[Entries taken from a collection]
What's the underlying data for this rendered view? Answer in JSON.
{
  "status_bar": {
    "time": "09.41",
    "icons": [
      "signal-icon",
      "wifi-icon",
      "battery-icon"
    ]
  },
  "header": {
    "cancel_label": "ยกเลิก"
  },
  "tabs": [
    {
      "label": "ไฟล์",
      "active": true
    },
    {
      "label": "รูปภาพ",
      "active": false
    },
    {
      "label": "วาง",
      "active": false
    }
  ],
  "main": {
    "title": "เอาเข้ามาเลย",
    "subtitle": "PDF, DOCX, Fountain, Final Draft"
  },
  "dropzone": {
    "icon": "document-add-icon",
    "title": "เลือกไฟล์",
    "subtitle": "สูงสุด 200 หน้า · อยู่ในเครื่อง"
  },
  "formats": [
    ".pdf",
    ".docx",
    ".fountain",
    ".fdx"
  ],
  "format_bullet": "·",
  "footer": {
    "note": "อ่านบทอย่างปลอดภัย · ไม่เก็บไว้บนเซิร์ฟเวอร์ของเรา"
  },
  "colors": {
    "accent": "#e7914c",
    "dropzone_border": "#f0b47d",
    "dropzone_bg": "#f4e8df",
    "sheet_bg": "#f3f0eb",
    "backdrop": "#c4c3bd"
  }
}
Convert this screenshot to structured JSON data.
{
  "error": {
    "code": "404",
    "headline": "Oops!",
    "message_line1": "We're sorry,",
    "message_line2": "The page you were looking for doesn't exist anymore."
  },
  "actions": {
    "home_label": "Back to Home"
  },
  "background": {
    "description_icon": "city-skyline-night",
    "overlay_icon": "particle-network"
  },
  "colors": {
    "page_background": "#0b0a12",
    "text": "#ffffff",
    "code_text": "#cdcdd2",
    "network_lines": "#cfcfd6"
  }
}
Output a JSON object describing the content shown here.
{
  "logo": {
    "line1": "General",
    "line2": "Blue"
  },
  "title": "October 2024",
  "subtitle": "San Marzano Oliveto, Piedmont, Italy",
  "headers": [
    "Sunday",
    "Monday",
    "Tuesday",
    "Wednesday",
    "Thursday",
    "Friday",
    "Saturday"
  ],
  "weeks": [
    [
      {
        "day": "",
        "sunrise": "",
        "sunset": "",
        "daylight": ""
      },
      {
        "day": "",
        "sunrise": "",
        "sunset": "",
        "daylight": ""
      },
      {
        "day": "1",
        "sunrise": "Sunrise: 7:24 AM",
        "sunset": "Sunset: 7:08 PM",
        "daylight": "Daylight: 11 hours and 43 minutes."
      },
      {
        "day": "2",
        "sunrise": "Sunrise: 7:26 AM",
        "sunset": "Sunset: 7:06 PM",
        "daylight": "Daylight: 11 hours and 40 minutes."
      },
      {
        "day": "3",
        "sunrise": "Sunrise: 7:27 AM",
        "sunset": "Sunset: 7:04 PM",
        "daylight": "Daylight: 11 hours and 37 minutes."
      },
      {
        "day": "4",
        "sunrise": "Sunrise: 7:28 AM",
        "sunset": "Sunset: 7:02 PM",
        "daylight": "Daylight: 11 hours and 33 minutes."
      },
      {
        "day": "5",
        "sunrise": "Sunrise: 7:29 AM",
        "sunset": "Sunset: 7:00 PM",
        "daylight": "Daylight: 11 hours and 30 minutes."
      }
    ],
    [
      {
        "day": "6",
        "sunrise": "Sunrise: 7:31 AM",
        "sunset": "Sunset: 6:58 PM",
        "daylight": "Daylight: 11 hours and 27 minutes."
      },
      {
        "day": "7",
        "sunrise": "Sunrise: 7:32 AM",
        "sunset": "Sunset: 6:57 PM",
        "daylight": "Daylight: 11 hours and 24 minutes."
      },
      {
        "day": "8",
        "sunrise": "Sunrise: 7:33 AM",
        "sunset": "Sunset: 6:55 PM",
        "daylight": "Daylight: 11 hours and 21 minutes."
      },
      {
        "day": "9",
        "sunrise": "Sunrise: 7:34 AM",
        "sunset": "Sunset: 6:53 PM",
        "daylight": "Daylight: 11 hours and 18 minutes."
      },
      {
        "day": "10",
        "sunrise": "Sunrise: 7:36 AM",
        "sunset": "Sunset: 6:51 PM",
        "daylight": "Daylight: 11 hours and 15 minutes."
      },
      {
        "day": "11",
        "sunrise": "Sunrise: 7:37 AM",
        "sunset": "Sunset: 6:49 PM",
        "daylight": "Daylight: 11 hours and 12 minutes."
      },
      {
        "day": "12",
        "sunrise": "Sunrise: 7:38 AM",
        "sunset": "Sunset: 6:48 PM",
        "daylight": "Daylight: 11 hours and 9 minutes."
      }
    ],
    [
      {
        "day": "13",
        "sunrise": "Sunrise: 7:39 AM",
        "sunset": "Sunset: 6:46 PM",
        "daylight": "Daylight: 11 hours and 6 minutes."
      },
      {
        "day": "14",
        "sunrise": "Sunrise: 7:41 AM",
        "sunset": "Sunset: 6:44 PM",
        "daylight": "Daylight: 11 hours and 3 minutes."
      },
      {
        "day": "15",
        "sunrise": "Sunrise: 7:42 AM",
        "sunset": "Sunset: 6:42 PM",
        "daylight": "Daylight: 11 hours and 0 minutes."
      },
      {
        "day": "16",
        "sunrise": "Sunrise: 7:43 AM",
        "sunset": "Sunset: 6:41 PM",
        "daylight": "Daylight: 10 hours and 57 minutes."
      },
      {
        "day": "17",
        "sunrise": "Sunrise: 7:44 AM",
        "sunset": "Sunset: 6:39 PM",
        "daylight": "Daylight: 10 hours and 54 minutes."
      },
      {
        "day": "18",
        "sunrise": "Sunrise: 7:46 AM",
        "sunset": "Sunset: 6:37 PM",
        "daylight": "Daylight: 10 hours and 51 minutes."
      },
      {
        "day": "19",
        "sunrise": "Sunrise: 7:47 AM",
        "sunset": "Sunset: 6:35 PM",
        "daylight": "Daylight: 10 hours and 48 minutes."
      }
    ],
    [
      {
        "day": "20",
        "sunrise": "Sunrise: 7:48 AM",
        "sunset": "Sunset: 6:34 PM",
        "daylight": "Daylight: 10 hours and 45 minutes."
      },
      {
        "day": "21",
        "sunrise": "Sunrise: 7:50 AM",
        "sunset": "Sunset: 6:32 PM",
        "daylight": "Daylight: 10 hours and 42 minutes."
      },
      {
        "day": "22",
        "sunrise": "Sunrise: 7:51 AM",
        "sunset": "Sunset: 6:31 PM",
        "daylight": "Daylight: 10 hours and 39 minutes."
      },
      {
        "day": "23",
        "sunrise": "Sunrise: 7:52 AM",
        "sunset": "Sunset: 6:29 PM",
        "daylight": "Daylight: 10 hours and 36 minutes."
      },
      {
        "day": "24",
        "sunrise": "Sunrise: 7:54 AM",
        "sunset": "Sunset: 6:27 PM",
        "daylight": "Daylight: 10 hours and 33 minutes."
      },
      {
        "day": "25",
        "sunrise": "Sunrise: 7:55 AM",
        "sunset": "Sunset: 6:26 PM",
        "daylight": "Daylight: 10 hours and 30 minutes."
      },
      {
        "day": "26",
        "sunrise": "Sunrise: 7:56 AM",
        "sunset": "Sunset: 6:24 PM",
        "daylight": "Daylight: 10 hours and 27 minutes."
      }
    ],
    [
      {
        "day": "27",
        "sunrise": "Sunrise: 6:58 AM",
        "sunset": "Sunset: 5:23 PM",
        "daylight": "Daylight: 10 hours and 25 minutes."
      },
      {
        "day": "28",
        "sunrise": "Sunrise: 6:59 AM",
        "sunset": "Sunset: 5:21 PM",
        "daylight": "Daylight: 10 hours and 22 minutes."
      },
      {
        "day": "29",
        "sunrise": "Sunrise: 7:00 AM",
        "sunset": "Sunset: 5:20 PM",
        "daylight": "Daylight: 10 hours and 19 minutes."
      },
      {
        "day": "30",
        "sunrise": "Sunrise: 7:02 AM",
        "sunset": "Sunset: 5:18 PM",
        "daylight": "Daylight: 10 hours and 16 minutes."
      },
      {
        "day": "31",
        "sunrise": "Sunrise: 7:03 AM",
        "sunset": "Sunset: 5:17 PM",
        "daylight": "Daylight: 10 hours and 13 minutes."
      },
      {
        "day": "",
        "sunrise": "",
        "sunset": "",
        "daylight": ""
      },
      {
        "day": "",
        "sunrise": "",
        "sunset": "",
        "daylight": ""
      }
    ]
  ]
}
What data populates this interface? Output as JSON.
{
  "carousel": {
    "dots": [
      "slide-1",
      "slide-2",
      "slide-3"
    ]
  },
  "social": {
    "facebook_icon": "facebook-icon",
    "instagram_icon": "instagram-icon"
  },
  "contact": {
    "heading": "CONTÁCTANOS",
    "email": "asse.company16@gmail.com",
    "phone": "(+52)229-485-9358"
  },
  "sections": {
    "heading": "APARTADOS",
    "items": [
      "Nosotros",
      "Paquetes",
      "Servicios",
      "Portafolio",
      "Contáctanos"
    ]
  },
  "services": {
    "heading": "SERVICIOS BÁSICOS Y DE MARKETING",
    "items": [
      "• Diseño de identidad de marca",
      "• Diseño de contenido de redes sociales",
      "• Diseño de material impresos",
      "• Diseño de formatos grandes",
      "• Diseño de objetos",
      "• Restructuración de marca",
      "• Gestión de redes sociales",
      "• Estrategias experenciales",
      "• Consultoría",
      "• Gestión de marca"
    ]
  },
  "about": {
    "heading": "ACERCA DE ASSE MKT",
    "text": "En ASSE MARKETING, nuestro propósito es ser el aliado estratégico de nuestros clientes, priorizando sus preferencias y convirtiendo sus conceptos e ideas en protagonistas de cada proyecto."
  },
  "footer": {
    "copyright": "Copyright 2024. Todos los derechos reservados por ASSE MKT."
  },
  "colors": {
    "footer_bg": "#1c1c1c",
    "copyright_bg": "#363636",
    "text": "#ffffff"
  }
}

TASK DETAILS ▸ Which lines hold the word "Output"? Copy all of them.

FINAL ANSWER ▸
Output a JSON object describing the content shown here.
What data populates this interface? Output as JSON.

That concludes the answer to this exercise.